Start DATA LISTING
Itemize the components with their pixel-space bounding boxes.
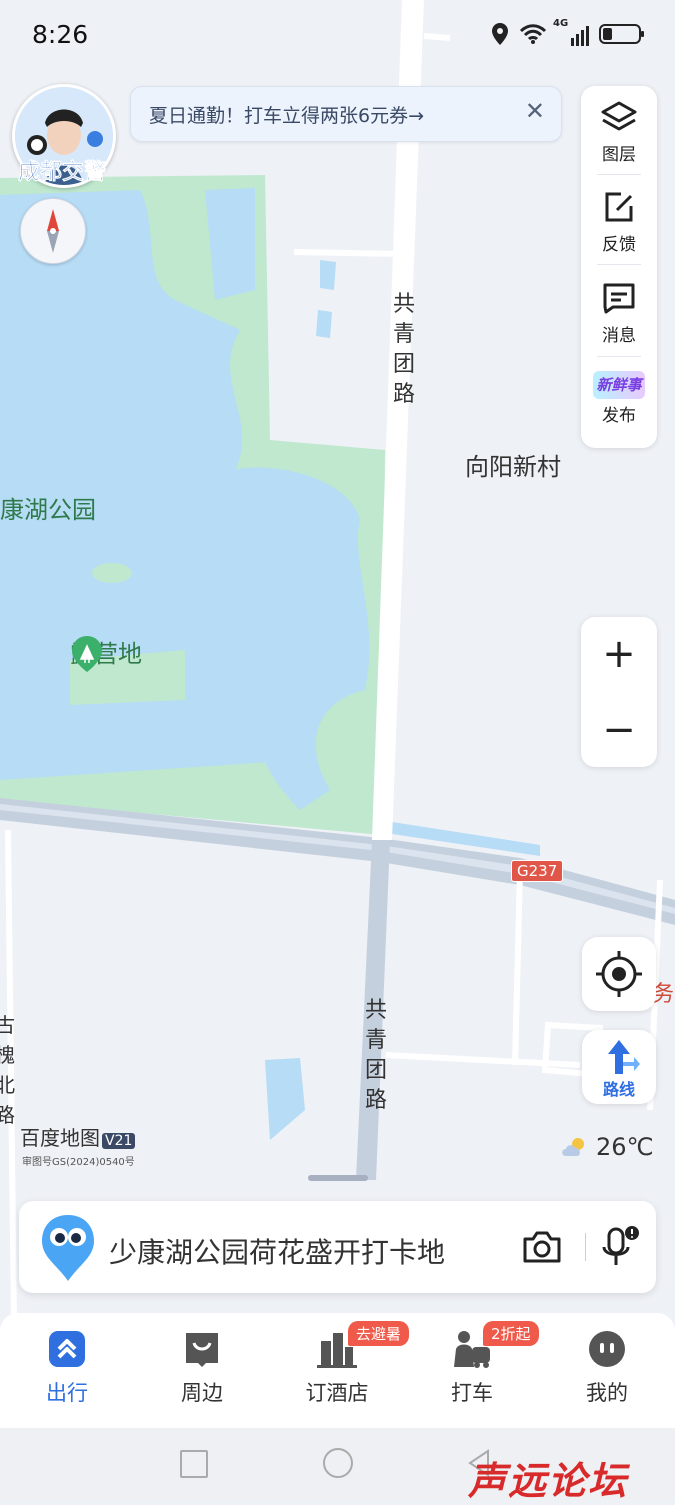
nav-label-nearby: 周边 bbox=[181, 1381, 223, 1405]
nav-label-mine: 我的 bbox=[586, 1381, 628, 1405]
logo-text: 百度地图 bbox=[20, 1126, 100, 1150]
road-label-north: 共青团路 bbox=[392, 292, 415, 407]
promo-text[interactable]: 夏日通勤！打车立得两张6元券→ bbox=[149, 101, 424, 128]
baidu-map-logo: 百度地图 V21 bbox=[20, 1122, 136, 1151]
weather-temp: 26℃ bbox=[596, 1133, 654, 1161]
edit-icon bbox=[605, 192, 633, 222]
travel-icon bbox=[49, 1331, 85, 1367]
messages-label: 消息 bbox=[602, 326, 636, 346]
crosshair-icon bbox=[596, 951, 642, 997]
nav-label-taxi: 打车 bbox=[451, 1381, 493, 1405]
publish-label: 发布 bbox=[602, 406, 636, 426]
zoom-in-button[interactable]: + bbox=[581, 617, 657, 691]
battery-icon bbox=[599, 24, 644, 44]
wifi-icon bbox=[519, 24, 547, 44]
drag-handle[interactable] bbox=[308, 1175, 368, 1181]
route-button[interactable]: 路线 bbox=[582, 1030, 656, 1104]
right-toolbar: 图层 反馈 消息 新鲜事 发布 bbox=[581, 86, 657, 448]
route-arrow-icon bbox=[608, 1040, 640, 1074]
nav-label-hotel: 订酒店 bbox=[305, 1381, 369, 1405]
feedback-label: 反馈 bbox=[602, 235, 636, 255]
status-bar: 8:26 4G bbox=[0, 0, 675, 72]
layers-label: 图层 bbox=[602, 145, 636, 165]
nav-item-mine[interactable]: 我的 bbox=[552, 1329, 662, 1407]
publish-logo: 新鲜事 bbox=[593, 371, 645, 399]
close-icon[interactable]: ✕ bbox=[525, 97, 545, 125]
camera-icon[interactable] bbox=[521, 1229, 563, 1265]
nav-item-taxi[interactable]: 2折起 打车 bbox=[417, 1321, 539, 1407]
nav-label-travel: 出行 bbox=[46, 1381, 88, 1405]
status-icons: 4G bbox=[491, 18, 645, 46]
police-label[interactable]: 成都交警 bbox=[10, 154, 114, 186]
hotel-badge: 去避暑 bbox=[348, 1321, 410, 1346]
network-type: 4G bbox=[553, 18, 569, 29]
route-label: 路线 bbox=[602, 1080, 635, 1099]
taxi-badge: 2折起 bbox=[483, 1321, 539, 1346]
nav-item-nearby[interactable]: 周边 bbox=[147, 1329, 257, 1407]
map-approval-number: 审图号GS(2024)0540号 bbox=[22, 1157, 135, 1168]
mascot-icon bbox=[42, 1215, 94, 1281]
locate-button[interactable] bbox=[582, 937, 656, 1011]
status-time: 8:26 bbox=[32, 20, 89, 49]
nearby-icon bbox=[186, 1333, 218, 1367]
layers-icon bbox=[601, 101, 637, 131]
search-bar[interactable]: 少康湖公园荷花盛开打卡地 bbox=[19, 1201, 656, 1293]
home-button[interactable] bbox=[323, 1448, 353, 1478]
search-input[interactable]: 少康湖公园荷花盛开打卡地 bbox=[109, 1231, 445, 1271]
signal-icon: 4G bbox=[553, 18, 589, 46]
feedback-button[interactable]: 反馈 bbox=[581, 190, 657, 255]
zoom-control: + − bbox=[581, 617, 657, 767]
road-label-left: 古槐北路 bbox=[0, 1013, 15, 1127]
logo-version: V21 bbox=[102, 1133, 136, 1149]
road-label-south: 共青团路 bbox=[364, 998, 387, 1113]
layers-button[interactable]: 图层 bbox=[581, 100, 657, 165]
bottom-nav: 出行 周边 去避暑 订酒店 2折起 打车 我的 bbox=[0, 1313, 675, 1428]
location-icon bbox=[492, 23, 508, 45]
compass-button[interactable] bbox=[20, 198, 86, 264]
promo-banner[interactable]: 夏日通勤！打车立得两张6元券→ ✕ bbox=[130, 86, 562, 142]
campsite-icon bbox=[72, 636, 102, 672]
zoom-out-button[interactable]: − bbox=[581, 693, 657, 767]
compass-icon bbox=[47, 209, 59, 253]
profile-icon bbox=[589, 1331, 625, 1367]
campsite-poi[interactable]: 露营地 bbox=[70, 634, 142, 672]
partly-cloudy-icon bbox=[562, 1138, 584, 1156]
recents-button[interactable] bbox=[180, 1450, 208, 1478]
microphone-icon[interactable] bbox=[599, 1225, 639, 1269]
message-icon bbox=[603, 283, 635, 314]
village-label[interactable]: 向阳新村 bbox=[465, 447, 561, 482]
publish-button[interactable]: 新鲜事 发布 bbox=[581, 371, 657, 426]
nav-item-hotel[interactable]: 去避暑 订酒店 bbox=[282, 1321, 410, 1407]
weather-widget[interactable]: 26℃ bbox=[560, 1133, 654, 1161]
highway-shield-label: G237 bbox=[517, 862, 558, 880]
divider bbox=[585, 1233, 586, 1261]
watermark: 声远论坛 bbox=[468, 1459, 629, 1503]
park-label[interactable]: 康湖公园 bbox=[0, 490, 96, 525]
highway-shield: G237 bbox=[511, 860, 564, 882]
messages-button[interactable]: 消息 bbox=[581, 281, 657, 346]
nav-item-travel[interactable]: 出行 bbox=[12, 1329, 122, 1407]
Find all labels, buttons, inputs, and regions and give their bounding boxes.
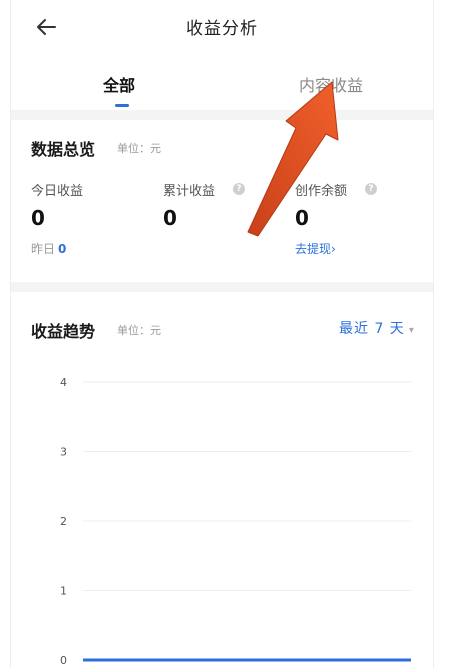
section-divider	[11, 282, 433, 292]
total-income-help-icon[interactable]: ?	[233, 183, 245, 195]
tab-bar: 全部 内容收益	[11, 66, 433, 110]
yesterday-label: 昨日	[31, 242, 56, 256]
creation-balance-value: 0	[295, 206, 309, 230]
chevron-right-icon: ›	[331, 242, 336, 256]
range-select[interactable]: 最近 7 天 ▾	[339, 318, 415, 338]
tab-all[interactable]: 全部	[103, 72, 135, 96]
tab-content-income[interactable]: 内容收益	[299, 72, 363, 96]
chart-y-ticks: 4 3 2 1 0	[60, 376, 67, 667]
creation-balance-label: 创作余额	[295, 184, 348, 199]
trend-title: 收益趋势	[31, 322, 96, 341]
income-trend-chart: 4 3 2 1 0	[60, 376, 411, 667]
y-tick-label: 3	[60, 446, 67, 459]
overview-unit: 单位：元	[117, 142, 161, 155]
chevron-down-icon: ▾	[408, 325, 415, 336]
chart-grid	[83, 381, 411, 661]
withdraw-label: 去提现	[295, 242, 332, 256]
yesterday-value: 0	[58, 242, 67, 256]
withdraw-link[interactable]: 去提现›	[295, 240, 336, 257]
page-title: 收益分析	[186, 19, 258, 39]
total-income-value: 0	[163, 206, 177, 230]
header: 收益分析	[11, 0, 433, 52]
overview-title: 数据总览	[31, 140, 96, 159]
total-income-label: 累计收益	[163, 184, 216, 199]
creation-balance-help-icon[interactable]: ?	[365, 183, 377, 195]
today-income-value: 0	[31, 206, 45, 230]
y-tick-label: 0	[60, 654, 67, 667]
y-tick-label: 2	[60, 515, 67, 528]
today-income-label: 今日收益	[31, 184, 84, 199]
yesterday-income: 昨日 0	[31, 240, 66, 257]
tab-active-indicator	[115, 104, 129, 107]
y-tick-label: 4	[60, 376, 67, 389]
range-label: 最近 7 天	[339, 321, 405, 337]
section-divider	[11, 110, 433, 120]
app-screen: 收益分析 全部 内容收益 数据总览 单位：元 今日收益 0 累计收益 ? 0 创…	[10, 0, 434, 668]
y-tick-label: 1	[60, 585, 67, 598]
trend-unit: 单位：元	[117, 324, 161, 337]
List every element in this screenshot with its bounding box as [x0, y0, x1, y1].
End DATA LISTING
WHAT YOU SHOULD DO:
Set down the items from the line containing "282, 433, 292]" through the line containing "206, 177, 230]", inclusive, reproducing each line verbatim.

EXERCISE OUTPUT:
section-divider	[11, 282, 433, 292]
total-income-help-icon[interactable]: ?	[233, 183, 245, 195]
tab-bar: 全部 内容收益	[11, 66, 433, 110]
yesterday-label: 昨日	[31, 242, 56, 256]
creation-balance-value: 0	[295, 206, 309, 230]
chevron-right-icon: ›	[331, 242, 336, 256]
range-select[interactable]: 最近 7 天 ▾	[339, 318, 415, 338]
tab-all[interactable]: 全部	[103, 72, 135, 96]
tab-content-income[interactable]: 内容收益	[299, 72, 363, 96]
chart-y-ticks: 4 3 2 1 0	[60, 376, 67, 667]
creation-balance-label: 创作余额	[295, 184, 348, 199]
trend-title: 收益趋势	[31, 322, 96, 341]
income-trend-chart: 4 3 2 1 0	[60, 376, 411, 667]
y-tick-label: 3	[60, 446, 67, 459]
overview-unit: 单位：元	[117, 142, 161, 155]
chevron-down-icon: ▾	[408, 325, 415, 336]
chart-grid	[83, 381, 411, 661]
withdraw-label: 去提现	[295, 242, 332, 256]
yesterday-value: 0	[58, 242, 67, 256]
withdraw-link[interactable]: 去提现›	[295, 240, 336, 257]
page-title: 收益分析	[186, 19, 258, 39]
total-income-value: 0	[163, 206, 177, 230]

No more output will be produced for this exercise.